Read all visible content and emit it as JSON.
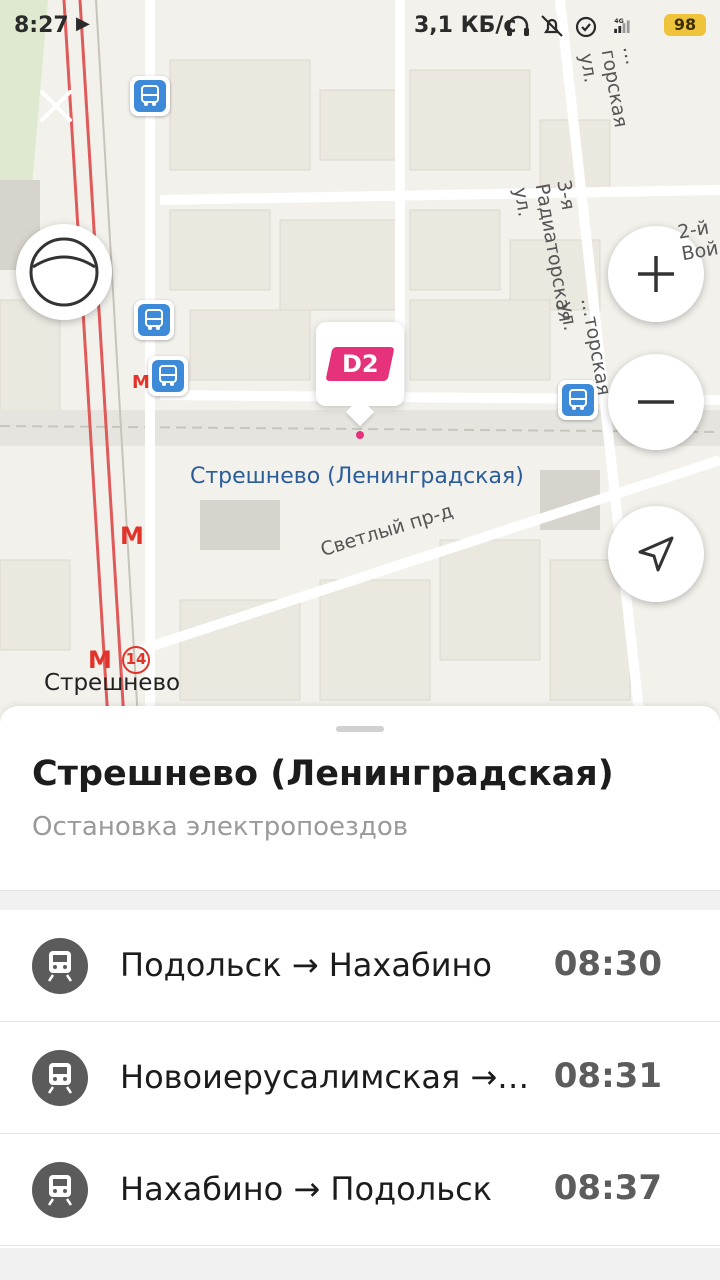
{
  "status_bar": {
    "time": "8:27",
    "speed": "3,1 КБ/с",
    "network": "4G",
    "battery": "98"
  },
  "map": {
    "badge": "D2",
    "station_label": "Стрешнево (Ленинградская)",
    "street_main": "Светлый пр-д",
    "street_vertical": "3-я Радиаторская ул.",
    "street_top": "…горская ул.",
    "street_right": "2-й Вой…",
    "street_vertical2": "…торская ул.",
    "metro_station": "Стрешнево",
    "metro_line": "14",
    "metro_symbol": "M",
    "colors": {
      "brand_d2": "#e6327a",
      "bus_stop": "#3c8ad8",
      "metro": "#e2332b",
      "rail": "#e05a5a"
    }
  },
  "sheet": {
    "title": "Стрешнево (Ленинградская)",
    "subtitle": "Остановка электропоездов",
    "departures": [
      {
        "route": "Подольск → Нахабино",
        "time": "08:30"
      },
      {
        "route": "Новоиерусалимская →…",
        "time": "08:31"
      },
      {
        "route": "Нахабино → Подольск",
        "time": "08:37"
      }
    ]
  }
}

──────────

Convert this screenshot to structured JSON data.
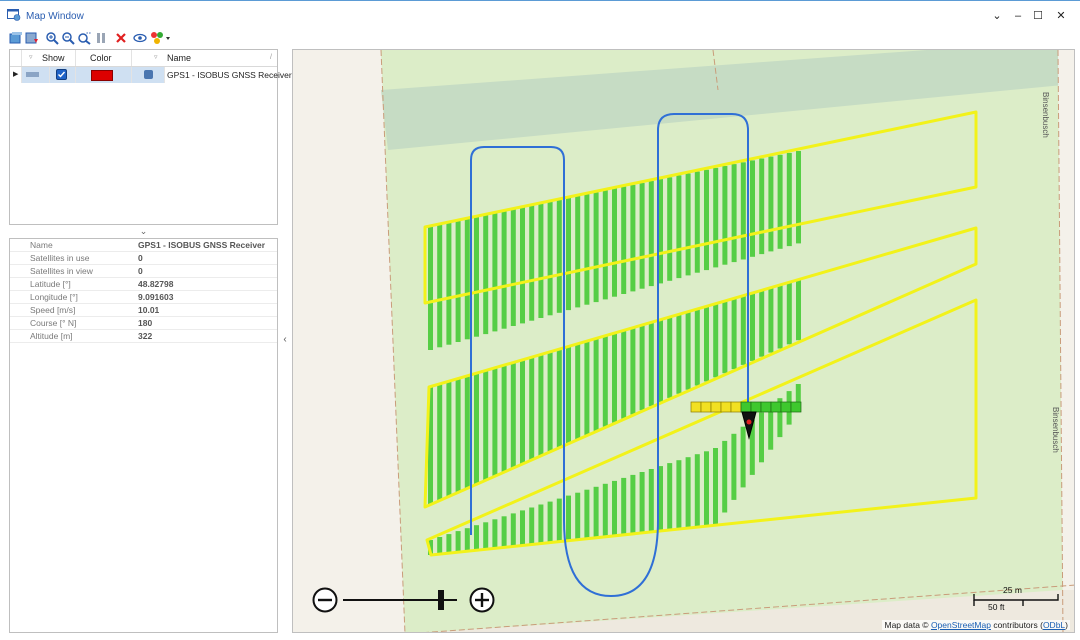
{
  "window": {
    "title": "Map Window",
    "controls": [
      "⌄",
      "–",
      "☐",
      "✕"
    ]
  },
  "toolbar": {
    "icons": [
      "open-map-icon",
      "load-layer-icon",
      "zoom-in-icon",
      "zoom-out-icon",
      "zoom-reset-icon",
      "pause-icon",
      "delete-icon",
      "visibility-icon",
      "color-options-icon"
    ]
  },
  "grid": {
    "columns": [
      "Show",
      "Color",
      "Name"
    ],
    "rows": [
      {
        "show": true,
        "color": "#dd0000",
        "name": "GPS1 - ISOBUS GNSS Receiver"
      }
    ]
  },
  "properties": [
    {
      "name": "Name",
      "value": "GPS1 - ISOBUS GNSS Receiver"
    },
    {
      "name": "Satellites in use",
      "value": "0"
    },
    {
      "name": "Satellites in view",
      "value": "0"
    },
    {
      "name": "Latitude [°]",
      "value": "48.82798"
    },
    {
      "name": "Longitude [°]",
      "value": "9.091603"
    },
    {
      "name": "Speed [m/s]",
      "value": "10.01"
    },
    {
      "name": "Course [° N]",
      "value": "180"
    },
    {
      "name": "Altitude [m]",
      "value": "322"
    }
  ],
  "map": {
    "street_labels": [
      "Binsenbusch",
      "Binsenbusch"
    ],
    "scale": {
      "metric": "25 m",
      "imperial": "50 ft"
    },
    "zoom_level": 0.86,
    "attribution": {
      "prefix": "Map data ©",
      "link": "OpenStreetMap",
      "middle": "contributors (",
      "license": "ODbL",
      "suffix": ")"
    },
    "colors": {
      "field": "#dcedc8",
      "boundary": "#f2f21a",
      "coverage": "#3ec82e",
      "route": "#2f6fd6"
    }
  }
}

──────────

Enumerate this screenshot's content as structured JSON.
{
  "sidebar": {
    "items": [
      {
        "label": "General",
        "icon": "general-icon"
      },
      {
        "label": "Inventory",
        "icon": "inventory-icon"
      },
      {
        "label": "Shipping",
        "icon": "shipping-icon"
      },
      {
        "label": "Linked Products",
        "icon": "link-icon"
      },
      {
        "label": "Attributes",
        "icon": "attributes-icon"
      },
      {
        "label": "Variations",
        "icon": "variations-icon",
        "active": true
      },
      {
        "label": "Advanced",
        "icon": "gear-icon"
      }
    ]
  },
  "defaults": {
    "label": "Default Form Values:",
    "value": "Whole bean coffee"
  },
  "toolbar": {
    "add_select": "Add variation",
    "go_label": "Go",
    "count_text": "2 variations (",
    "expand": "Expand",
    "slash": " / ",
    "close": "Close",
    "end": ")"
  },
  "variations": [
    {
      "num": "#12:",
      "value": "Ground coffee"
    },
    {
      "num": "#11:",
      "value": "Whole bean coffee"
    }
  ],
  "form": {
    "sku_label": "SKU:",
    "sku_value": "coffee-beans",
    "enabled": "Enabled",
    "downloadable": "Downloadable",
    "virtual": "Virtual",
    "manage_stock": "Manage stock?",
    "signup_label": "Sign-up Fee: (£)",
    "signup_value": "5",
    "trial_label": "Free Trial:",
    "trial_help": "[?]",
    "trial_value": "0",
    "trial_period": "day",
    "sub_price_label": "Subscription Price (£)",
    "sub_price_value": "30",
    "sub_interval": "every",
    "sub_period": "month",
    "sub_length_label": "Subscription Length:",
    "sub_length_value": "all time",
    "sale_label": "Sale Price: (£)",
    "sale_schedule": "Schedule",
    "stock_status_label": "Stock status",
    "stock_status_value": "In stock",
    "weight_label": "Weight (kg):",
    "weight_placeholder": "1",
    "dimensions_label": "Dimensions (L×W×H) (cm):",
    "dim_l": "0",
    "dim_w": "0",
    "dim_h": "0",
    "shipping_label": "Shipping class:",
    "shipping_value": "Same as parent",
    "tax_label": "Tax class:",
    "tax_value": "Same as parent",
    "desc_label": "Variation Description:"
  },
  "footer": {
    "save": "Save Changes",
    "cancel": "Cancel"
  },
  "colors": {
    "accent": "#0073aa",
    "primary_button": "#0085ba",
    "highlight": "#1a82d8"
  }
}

──────────

--- WORK TO COMPLETE ---
Of the lines in the entries, how many include the word "Same"? State only the number.

--- RESULT ---
2